Every line that holds "procesos" should be shown.

---------- Dataset

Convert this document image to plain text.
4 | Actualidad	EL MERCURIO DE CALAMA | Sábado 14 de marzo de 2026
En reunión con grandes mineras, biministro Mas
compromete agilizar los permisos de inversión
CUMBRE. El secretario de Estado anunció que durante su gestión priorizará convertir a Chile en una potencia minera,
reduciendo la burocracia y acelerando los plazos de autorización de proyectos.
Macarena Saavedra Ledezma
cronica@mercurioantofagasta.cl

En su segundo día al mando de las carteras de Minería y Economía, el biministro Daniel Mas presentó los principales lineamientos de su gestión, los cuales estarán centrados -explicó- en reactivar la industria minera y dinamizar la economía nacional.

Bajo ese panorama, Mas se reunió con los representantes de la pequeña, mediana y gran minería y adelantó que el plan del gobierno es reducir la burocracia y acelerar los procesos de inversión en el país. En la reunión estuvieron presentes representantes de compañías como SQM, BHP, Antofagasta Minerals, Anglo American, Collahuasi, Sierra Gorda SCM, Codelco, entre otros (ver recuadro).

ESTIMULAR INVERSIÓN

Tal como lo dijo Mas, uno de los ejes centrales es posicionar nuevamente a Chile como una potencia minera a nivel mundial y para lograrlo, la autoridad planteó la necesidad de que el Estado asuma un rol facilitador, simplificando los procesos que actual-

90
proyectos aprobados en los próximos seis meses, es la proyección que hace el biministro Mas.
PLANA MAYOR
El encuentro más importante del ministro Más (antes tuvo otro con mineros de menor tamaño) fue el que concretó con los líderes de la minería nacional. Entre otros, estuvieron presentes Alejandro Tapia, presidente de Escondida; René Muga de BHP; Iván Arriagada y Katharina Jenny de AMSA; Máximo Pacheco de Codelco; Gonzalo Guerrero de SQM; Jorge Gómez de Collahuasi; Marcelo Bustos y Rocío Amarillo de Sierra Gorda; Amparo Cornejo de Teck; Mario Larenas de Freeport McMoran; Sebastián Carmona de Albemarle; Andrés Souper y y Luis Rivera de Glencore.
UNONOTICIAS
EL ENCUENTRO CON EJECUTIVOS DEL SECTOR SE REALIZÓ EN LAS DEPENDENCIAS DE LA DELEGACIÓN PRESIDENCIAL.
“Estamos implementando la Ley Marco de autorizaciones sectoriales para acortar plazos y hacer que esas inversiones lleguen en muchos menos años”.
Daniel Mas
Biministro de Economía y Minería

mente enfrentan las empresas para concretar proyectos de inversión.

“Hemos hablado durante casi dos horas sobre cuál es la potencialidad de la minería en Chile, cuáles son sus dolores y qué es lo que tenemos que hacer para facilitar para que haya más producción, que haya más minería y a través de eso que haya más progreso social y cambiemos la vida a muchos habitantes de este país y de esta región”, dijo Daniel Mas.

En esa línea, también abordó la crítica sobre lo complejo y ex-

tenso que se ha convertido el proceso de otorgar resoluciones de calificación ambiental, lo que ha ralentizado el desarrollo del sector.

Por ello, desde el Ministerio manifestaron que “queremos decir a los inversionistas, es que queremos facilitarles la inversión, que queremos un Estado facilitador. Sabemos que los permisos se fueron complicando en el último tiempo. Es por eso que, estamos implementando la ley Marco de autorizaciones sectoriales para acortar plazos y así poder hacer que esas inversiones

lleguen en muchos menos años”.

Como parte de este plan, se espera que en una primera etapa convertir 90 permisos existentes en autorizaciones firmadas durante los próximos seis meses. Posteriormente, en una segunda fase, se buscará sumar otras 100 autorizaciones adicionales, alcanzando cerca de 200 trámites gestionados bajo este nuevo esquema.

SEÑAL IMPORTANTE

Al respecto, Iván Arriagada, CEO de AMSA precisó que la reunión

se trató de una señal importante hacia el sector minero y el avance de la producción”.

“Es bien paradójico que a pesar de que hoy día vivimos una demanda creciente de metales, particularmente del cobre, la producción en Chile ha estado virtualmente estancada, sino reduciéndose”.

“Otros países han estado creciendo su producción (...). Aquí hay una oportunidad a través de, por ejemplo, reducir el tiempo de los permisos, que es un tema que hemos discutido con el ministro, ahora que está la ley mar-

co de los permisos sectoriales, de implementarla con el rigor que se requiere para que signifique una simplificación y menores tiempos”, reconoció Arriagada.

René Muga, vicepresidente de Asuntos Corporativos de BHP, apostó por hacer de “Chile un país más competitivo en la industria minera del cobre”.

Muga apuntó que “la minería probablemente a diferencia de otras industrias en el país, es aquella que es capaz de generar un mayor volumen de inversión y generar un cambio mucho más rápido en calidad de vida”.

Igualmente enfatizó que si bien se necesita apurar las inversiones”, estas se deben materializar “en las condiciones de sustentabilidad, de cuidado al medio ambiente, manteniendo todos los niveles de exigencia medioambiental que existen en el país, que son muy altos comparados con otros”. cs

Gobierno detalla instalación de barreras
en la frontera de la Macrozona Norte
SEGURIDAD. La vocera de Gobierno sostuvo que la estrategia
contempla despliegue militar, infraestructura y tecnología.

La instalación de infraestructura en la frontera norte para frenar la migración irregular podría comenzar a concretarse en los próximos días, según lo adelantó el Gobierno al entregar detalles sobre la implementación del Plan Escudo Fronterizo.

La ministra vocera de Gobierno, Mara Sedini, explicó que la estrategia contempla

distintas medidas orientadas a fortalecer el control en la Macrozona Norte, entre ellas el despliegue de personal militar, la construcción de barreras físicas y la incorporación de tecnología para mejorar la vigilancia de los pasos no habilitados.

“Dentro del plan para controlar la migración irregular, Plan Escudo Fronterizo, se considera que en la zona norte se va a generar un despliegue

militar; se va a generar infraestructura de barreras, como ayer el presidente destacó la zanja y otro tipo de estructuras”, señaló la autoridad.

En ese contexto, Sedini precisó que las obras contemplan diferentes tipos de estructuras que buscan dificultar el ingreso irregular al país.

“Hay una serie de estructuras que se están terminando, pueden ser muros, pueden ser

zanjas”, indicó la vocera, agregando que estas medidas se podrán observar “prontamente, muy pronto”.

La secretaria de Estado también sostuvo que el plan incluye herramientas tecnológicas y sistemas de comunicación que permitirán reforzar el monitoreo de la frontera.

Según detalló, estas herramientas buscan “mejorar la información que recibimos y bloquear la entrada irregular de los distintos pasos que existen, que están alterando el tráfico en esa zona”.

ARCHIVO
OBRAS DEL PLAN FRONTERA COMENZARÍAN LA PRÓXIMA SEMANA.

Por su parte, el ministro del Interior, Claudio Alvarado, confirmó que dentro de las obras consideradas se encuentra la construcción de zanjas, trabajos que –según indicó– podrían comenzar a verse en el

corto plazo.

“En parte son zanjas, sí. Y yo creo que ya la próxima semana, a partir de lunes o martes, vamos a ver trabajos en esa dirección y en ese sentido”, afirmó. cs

--------------------

Written solution ::
Bajo ese panorama, Mas se reunió con los representantes de la pequeña, mediana y gran minería y adelantó que el plan del gobierno es reducir la burocracia y acelerar los procesos de inversión en el país. En la reunión estuvieron presentes representantes de compañías como SQM, BHP, Antofagasta Minerals, Anglo American, Collahuasi, Sierra Gorda SCM, Codelco, entre otros (ver recuadro).
Tal como lo dijo Mas, uno de los ejes centrales es posicionar nuevamente a Chile como una potencia minera a nivel mundial y para lograrlo, la autoridad planteó la necesidad de que el Estado asuma un rol facilitador, simplificando los procesos que actual-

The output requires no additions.